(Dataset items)

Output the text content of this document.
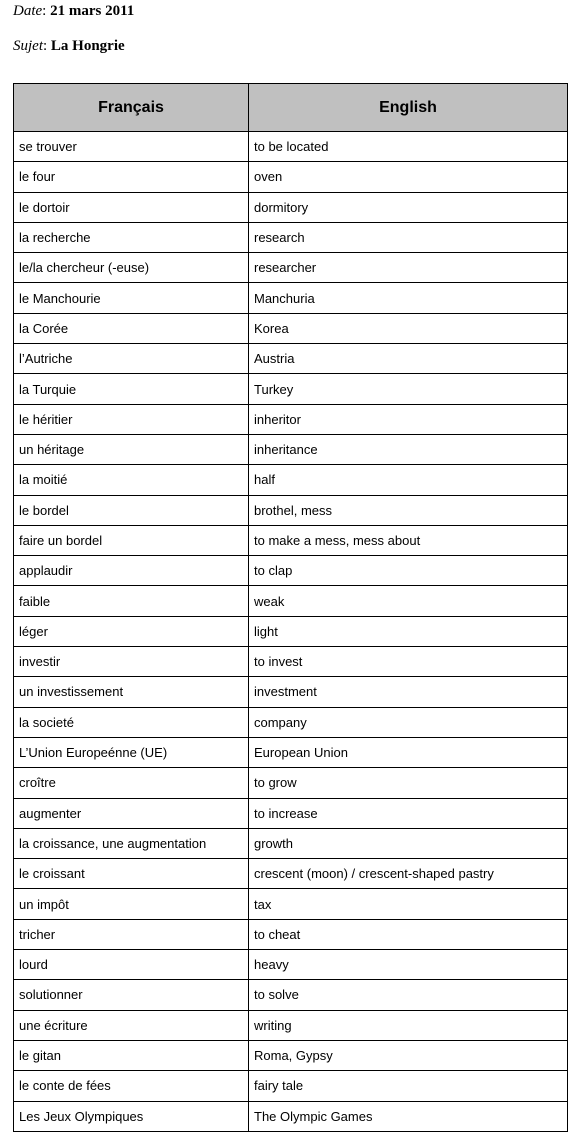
Date: 21 mars 2011
Sujet: La Hongrie
Français	English
se trouver	to be located
le four	oven
le dortoir	dormitory
la recherche	research
le/la chercheur (-euse)	researcher
le Manchourie	Manchuria
la Corée	Korea
l’Autriche	Austria
la Turquie	Turkey
le héritier	inheritor
un héritage	inheritance
la moitié	half
le bordel	brothel, mess
faire un bordel	to make a mess, mess about
applaudir	to clap
faible	weak
léger	light
investir	to invest
un investissement	investment
la societé	company
L’Union Europeénne (UE)	European Union
croître	to grow
augmenter	to increase
la croissance, une augmentation	growth
le croissant	crescent (moon) / crescent-shaped pastry
un impôt	tax
tricher	to cheat
lourd	heavy
solutionner	to solve
une écriture	writing
le gitan	Roma, Gypsy
le conte de fées	fairy tale
Les Jeux Olympiques	The Olympic Games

-- DIRECTIONS FOR THIS TASK --
Leave out the pictures and reproduce the rest of the listing exactly.

-- OUTPUT FOR THIS TASK --
Output the text content of this document.
Date: 21 mars 2011
Sujet: La Hongrie
Français	English
se trouver	to be located
le four	oven
le dortoir	dormitory
la recherche	research
le/la chercheur (-euse)	researcher
le Manchourie	Manchuria
la Corée	Korea
l’Autriche	Austria
la Turquie	Turkey
le héritier	inheritor
un héritage	inheritance
la moitié	half
le bordel	brothel, mess
faire un bordel	to make a mess, mess about
applaudir	to clap
faible	weak
léger	light
investir	to invest
un investissement	investment
la societé	company
L’Union Europeénne (UE)	European Union
croître	to grow
augmenter	to increase
la croissance, une augmentation	growth
le croissant	crescent (moon) / crescent-shaped pastry
un impôt	tax
tricher	to cheat
lourd	heavy
solutionner	to solve
une écriture	writing
le gitan	Roma, Gypsy
le conte de fées	fairy tale
Les Jeux Olympiques	The Olympic Games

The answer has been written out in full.